Exercise details: Filter the entries below, keeping every line that has the word "title".

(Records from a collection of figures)
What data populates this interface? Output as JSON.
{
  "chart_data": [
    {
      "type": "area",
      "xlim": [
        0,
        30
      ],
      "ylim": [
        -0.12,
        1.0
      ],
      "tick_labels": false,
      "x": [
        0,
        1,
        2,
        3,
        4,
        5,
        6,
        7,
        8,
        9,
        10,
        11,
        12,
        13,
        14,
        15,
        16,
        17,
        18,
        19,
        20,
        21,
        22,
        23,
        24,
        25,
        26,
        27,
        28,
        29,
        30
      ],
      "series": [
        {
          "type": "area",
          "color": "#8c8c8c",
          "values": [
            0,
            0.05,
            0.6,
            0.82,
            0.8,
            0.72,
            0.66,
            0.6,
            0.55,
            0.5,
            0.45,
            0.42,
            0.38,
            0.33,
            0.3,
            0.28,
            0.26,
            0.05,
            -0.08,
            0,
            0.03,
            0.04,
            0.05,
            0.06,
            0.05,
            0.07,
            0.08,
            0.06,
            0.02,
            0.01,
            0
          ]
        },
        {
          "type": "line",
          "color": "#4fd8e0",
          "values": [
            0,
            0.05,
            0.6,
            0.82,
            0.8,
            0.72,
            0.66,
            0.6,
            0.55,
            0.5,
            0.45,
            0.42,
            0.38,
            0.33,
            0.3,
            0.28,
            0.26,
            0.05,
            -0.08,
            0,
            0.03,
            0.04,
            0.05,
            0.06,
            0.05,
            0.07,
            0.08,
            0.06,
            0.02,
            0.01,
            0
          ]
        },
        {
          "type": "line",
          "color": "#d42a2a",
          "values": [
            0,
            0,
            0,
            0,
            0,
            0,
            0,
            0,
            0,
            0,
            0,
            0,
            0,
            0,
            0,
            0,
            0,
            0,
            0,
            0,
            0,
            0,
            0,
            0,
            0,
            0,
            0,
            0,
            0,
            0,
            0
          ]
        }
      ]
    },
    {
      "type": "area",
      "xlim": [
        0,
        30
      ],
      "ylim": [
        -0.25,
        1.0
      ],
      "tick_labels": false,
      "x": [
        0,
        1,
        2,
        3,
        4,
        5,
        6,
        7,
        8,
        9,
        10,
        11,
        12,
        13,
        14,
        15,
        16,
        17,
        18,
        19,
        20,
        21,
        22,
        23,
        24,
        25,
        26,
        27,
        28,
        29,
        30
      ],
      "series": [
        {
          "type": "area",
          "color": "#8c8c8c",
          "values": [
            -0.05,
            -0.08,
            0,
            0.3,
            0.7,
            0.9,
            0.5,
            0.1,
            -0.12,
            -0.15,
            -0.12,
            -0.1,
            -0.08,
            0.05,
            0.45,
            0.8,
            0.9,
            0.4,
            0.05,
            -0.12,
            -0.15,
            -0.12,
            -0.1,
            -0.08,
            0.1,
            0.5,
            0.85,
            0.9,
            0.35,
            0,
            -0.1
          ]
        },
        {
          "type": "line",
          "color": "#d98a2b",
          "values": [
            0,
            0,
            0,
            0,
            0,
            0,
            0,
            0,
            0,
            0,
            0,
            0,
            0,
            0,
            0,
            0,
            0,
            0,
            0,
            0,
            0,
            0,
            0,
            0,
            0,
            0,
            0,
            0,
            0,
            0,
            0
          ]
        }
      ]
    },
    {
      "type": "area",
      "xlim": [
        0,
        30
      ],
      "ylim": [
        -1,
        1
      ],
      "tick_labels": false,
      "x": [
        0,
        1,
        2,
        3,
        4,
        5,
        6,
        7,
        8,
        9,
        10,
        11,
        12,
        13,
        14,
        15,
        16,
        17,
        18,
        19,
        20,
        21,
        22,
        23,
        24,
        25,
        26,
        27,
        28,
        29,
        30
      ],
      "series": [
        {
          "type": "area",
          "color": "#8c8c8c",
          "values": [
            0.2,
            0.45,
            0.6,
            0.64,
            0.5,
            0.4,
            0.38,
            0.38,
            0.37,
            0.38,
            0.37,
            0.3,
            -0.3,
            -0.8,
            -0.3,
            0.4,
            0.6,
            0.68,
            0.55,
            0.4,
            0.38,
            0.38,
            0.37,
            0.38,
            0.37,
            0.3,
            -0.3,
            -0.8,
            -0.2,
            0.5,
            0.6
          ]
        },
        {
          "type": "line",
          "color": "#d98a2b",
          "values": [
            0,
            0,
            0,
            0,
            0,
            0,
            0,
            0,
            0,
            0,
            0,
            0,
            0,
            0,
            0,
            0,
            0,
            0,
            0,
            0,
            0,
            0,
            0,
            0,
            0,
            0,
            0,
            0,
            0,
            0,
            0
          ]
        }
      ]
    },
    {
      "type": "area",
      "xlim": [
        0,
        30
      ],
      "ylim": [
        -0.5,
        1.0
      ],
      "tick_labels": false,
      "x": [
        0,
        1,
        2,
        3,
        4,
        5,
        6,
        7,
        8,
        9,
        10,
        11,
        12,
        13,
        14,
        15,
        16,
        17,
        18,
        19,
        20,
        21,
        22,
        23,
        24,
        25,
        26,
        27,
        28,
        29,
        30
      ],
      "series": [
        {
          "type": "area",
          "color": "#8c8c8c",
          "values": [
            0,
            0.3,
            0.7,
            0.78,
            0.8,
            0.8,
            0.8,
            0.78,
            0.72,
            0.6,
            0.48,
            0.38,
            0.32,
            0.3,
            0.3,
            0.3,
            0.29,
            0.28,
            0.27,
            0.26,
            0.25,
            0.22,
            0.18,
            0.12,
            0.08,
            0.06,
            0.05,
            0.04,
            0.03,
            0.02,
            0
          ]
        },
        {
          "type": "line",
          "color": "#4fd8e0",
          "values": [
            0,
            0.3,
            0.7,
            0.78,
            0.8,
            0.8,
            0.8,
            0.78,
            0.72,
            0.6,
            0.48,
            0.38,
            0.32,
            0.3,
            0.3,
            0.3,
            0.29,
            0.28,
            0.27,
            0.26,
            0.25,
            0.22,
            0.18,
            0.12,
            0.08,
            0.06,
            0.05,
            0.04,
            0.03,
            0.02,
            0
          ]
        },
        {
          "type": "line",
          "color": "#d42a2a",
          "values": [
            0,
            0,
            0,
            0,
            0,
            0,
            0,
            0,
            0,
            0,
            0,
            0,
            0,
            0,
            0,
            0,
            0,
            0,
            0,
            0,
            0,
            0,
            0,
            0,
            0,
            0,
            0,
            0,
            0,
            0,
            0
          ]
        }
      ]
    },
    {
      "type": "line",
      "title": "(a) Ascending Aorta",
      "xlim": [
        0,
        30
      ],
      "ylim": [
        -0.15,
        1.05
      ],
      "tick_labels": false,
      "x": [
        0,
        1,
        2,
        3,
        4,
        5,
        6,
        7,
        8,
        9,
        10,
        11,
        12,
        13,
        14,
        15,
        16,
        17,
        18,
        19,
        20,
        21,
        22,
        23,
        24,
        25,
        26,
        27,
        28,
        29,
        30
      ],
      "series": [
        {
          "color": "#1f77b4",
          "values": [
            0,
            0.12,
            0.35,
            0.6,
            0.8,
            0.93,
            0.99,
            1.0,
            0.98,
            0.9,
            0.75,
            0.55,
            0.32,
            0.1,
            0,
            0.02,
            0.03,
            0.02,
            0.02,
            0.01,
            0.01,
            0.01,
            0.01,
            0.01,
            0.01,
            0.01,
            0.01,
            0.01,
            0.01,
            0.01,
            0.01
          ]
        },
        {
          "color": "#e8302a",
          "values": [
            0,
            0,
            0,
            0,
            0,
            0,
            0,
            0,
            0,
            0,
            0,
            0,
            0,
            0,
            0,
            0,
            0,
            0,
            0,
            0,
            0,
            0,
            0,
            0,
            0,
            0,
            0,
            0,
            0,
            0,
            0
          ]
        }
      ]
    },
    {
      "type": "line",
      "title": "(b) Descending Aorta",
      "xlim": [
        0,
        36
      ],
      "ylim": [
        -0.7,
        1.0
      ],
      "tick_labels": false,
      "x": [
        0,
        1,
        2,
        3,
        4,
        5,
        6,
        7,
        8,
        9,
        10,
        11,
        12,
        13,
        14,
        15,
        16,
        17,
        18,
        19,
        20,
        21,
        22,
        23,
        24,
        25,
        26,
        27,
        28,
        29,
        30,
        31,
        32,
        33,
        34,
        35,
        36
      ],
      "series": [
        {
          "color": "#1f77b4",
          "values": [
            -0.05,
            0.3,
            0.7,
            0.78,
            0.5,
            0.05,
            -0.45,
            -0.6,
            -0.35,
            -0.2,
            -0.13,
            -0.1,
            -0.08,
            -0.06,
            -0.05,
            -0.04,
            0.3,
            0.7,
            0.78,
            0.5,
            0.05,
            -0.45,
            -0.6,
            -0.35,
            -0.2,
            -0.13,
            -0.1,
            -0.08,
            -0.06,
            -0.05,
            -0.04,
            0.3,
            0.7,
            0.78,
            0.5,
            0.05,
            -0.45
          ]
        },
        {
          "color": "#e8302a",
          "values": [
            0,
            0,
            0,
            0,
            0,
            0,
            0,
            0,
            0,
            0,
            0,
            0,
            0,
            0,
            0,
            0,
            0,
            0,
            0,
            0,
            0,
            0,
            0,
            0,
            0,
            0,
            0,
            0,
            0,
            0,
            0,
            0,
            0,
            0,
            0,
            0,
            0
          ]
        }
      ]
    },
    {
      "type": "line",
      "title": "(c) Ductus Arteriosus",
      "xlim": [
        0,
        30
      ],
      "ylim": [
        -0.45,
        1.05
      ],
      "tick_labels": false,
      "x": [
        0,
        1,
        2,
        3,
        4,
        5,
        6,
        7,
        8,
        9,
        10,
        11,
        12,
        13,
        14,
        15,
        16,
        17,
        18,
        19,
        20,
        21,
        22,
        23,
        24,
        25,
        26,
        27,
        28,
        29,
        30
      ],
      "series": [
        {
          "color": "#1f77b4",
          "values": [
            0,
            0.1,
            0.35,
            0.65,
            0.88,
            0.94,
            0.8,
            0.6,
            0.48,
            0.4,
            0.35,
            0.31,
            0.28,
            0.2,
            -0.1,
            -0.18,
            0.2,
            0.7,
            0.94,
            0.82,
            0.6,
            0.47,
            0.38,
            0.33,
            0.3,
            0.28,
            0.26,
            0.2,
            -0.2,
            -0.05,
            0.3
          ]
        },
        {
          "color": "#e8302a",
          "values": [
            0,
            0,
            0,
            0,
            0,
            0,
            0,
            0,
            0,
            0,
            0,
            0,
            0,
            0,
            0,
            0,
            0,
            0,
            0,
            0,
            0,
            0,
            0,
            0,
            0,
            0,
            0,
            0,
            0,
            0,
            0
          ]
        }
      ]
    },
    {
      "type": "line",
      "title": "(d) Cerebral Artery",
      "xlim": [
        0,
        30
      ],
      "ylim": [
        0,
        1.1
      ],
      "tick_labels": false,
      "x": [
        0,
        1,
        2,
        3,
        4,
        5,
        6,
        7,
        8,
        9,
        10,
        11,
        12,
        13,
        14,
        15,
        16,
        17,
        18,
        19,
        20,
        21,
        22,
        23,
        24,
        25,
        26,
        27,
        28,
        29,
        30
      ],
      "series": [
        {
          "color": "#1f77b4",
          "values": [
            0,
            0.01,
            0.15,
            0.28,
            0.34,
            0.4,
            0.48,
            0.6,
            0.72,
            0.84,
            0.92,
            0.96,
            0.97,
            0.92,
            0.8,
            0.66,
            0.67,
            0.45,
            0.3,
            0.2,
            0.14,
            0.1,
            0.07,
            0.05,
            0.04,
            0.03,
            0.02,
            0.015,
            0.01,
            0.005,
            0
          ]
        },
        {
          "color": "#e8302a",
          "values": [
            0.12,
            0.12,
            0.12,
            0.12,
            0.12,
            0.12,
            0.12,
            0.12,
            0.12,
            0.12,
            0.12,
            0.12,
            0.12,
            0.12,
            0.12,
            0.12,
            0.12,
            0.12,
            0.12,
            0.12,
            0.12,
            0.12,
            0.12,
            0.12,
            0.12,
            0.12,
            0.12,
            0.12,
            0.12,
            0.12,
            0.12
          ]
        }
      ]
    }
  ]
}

Response to this exercise:
      "title": "(a) Ascending Aorta",
      "title": "(b) Descending Aorta",
      "title": "(c) Ductus Arteriosus",
      "title": "(d) Cerebral Artery",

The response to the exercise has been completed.